*TASK:* Collect every line that includes the string "odds".

*Stored dataset items:*
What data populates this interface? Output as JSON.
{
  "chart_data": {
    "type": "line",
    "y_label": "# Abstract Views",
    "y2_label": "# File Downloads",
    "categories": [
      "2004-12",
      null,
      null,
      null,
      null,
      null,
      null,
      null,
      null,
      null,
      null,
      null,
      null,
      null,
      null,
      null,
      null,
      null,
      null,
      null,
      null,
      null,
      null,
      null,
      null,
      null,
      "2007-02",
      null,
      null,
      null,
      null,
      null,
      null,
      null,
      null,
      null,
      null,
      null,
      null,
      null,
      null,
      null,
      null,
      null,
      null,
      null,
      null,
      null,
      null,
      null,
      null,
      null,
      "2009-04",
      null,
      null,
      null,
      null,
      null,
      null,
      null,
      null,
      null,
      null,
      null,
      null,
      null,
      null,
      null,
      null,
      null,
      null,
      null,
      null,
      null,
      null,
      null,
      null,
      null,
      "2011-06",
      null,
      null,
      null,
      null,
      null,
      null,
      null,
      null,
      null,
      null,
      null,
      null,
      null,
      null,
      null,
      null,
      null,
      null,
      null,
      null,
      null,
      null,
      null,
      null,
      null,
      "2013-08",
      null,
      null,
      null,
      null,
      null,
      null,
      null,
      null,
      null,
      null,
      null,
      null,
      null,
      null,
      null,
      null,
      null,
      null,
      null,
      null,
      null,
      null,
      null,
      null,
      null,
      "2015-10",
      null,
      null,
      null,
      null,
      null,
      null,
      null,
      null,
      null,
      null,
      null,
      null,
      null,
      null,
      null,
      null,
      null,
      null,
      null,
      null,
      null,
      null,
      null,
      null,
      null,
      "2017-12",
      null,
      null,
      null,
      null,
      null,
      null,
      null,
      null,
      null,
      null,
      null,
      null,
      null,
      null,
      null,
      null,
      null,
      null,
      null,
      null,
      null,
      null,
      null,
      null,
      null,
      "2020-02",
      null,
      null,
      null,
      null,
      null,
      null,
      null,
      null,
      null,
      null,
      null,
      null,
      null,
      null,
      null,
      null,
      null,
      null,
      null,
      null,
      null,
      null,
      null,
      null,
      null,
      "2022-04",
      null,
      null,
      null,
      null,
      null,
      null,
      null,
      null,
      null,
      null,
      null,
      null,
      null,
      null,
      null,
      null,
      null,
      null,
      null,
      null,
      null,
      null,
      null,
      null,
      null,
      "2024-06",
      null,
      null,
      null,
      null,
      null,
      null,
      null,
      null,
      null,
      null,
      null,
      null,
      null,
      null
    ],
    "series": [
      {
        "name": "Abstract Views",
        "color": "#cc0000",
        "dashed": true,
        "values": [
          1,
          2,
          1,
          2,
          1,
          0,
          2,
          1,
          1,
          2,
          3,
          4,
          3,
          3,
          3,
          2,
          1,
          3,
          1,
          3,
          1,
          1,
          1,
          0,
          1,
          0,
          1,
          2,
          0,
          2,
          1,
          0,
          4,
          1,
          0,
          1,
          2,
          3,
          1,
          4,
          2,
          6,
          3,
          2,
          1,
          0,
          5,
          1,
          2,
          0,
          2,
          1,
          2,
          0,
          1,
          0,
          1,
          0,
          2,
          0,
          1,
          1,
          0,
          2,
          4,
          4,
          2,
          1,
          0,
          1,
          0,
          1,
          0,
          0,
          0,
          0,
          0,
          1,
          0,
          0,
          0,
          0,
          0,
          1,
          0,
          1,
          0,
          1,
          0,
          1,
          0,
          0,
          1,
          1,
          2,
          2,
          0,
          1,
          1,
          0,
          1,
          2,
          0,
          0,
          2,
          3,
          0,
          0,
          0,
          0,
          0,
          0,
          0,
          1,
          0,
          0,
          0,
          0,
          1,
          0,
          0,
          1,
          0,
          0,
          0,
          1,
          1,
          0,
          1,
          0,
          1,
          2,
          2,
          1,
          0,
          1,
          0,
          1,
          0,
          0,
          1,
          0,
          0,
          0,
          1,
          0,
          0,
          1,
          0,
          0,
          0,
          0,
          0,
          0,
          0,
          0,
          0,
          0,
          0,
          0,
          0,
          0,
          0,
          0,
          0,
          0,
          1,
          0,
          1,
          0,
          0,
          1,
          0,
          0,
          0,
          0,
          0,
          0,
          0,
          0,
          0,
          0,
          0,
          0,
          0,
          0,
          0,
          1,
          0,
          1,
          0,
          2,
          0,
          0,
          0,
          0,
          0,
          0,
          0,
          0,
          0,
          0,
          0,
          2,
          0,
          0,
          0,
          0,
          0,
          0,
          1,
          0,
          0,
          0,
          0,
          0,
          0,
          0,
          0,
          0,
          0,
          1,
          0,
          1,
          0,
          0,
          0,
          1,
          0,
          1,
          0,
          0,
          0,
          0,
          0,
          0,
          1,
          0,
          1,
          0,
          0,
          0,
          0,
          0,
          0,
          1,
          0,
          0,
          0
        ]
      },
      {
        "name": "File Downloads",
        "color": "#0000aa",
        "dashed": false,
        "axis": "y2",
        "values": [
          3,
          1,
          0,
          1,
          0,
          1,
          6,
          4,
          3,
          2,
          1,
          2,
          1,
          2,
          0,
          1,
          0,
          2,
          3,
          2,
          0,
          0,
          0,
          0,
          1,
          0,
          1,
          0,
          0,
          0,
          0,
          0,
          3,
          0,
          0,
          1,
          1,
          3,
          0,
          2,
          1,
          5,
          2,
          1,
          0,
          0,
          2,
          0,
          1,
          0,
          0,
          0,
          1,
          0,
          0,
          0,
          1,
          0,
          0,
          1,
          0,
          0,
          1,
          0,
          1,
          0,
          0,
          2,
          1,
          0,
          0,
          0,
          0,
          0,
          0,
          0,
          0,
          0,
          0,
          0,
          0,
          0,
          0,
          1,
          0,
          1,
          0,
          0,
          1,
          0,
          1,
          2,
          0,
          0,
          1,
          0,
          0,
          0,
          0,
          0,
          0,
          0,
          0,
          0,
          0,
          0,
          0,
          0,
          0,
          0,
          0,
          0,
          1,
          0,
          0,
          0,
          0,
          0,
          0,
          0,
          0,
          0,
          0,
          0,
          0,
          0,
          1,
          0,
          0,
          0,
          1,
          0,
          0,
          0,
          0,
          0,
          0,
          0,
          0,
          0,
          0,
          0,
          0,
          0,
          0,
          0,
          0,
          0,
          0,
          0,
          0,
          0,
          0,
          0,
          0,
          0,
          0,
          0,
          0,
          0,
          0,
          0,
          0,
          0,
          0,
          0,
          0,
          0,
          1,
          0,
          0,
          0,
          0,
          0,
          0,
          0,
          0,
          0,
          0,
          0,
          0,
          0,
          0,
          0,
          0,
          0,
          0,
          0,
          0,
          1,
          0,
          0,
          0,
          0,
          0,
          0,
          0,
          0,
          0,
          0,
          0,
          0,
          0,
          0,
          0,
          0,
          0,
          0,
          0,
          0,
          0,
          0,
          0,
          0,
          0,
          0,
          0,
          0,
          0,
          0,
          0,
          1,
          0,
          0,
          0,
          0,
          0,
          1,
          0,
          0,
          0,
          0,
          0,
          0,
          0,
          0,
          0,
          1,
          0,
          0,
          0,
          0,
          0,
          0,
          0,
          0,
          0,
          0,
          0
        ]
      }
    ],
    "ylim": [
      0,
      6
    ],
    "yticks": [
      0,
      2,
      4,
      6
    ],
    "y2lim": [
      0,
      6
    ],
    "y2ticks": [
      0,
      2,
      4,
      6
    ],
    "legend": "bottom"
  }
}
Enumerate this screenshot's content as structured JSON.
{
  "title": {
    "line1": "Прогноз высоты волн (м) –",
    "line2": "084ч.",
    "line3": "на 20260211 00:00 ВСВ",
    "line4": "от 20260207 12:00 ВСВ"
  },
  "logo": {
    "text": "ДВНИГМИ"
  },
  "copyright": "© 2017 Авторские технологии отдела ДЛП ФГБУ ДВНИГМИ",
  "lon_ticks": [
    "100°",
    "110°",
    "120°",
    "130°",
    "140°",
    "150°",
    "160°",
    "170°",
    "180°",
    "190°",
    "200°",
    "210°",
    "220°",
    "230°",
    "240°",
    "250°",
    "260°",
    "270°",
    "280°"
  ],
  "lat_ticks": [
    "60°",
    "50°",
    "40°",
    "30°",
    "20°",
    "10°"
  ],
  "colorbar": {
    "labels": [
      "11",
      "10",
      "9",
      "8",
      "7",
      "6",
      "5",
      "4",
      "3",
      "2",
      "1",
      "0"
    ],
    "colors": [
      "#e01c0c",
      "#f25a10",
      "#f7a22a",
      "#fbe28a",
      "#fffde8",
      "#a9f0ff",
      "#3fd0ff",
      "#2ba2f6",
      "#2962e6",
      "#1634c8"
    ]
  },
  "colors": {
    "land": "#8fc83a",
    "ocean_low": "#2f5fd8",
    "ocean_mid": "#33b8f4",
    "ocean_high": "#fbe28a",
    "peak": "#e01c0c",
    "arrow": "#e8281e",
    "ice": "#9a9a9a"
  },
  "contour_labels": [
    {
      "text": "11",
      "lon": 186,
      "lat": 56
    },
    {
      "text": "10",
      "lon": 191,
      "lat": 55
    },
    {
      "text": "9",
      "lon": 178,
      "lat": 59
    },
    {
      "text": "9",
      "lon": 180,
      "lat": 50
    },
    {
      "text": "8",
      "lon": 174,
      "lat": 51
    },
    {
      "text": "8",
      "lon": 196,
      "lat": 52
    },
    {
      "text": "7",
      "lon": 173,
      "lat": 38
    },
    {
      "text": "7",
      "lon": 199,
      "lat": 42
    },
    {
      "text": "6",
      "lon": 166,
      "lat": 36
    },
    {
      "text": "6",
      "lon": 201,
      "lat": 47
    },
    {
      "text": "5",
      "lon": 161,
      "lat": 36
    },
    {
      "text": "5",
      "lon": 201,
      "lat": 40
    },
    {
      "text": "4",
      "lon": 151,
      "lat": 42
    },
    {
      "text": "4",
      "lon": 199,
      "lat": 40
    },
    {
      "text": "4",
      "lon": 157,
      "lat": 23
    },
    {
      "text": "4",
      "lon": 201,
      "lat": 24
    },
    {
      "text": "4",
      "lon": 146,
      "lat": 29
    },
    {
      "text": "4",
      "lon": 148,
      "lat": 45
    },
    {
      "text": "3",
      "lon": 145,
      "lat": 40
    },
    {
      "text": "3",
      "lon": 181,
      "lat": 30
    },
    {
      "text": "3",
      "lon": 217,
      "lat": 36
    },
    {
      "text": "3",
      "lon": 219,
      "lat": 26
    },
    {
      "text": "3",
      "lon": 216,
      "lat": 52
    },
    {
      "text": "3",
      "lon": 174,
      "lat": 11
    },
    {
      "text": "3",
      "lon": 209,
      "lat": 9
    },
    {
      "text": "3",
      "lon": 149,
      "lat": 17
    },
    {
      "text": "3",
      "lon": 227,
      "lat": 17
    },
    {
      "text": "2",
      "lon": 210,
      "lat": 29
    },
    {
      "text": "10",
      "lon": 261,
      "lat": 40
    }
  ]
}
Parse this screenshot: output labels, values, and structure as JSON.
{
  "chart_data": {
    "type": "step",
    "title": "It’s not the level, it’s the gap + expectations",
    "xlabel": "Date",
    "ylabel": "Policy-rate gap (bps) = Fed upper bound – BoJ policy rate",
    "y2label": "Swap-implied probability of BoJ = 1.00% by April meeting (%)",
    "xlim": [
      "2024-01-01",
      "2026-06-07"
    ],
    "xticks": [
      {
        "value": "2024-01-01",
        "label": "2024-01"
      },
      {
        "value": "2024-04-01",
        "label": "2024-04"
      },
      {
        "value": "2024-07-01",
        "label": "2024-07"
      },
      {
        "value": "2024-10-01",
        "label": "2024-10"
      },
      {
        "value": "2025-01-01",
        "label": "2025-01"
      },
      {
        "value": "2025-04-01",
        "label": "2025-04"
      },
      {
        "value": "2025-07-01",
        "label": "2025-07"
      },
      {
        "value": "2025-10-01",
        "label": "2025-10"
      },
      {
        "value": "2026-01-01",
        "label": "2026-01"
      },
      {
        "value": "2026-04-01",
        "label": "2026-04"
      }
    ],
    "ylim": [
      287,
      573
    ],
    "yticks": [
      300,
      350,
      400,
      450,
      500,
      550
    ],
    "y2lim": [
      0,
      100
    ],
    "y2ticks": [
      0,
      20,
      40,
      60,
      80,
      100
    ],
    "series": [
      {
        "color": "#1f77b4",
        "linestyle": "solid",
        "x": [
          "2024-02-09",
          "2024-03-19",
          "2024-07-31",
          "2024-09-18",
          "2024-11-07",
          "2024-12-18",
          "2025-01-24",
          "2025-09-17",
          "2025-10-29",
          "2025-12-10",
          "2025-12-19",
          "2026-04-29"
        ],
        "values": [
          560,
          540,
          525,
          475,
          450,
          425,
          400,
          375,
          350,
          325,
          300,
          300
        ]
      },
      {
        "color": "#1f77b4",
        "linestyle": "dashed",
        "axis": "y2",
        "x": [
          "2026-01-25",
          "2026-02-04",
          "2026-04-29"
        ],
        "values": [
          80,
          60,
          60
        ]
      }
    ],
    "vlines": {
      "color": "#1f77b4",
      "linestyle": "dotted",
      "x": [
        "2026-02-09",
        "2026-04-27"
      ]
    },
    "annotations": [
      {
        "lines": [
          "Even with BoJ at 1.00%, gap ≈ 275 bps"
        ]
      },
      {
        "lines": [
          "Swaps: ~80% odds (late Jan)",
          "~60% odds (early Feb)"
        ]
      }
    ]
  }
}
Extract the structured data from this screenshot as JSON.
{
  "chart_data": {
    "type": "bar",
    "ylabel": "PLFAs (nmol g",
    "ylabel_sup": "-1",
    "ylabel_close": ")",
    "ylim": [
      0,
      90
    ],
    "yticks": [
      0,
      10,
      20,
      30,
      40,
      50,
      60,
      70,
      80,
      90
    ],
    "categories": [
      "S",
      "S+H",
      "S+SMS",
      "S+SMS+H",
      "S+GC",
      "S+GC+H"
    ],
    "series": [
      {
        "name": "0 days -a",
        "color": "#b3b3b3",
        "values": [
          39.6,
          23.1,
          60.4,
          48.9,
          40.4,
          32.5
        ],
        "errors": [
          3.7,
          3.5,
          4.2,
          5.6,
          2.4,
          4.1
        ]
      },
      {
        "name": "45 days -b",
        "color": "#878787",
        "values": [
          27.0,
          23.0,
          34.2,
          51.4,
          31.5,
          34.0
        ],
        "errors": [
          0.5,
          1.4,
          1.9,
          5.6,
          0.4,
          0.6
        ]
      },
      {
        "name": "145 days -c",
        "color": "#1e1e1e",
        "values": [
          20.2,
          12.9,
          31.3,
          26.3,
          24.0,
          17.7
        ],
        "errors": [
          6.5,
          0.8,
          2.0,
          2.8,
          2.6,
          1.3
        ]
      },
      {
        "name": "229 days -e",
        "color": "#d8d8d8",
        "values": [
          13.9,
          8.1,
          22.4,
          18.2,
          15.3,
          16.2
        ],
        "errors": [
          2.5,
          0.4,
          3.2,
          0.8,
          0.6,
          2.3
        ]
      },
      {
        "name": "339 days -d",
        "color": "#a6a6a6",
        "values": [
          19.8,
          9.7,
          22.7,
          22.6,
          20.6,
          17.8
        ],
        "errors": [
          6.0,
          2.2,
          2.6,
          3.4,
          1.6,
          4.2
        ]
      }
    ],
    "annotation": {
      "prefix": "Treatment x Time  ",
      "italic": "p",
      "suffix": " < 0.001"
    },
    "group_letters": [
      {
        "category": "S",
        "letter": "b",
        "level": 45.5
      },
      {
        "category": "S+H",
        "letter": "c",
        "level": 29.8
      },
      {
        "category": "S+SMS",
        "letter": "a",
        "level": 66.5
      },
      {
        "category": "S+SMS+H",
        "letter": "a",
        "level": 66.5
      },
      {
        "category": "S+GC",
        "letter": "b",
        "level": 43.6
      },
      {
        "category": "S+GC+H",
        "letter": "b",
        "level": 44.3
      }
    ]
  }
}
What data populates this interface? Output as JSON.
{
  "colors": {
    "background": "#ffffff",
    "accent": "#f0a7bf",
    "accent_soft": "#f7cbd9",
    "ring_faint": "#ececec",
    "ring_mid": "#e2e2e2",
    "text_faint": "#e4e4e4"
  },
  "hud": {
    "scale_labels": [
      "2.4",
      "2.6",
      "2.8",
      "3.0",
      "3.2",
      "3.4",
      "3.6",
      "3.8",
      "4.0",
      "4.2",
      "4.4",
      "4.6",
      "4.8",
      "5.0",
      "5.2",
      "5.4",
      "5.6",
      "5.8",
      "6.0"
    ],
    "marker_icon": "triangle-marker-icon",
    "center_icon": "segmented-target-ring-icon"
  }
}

*SOLUTION TO THE PROBLEM:*
          "Swaps: ~80% odds (late Jan)",
          "~60% odds (early Feb)"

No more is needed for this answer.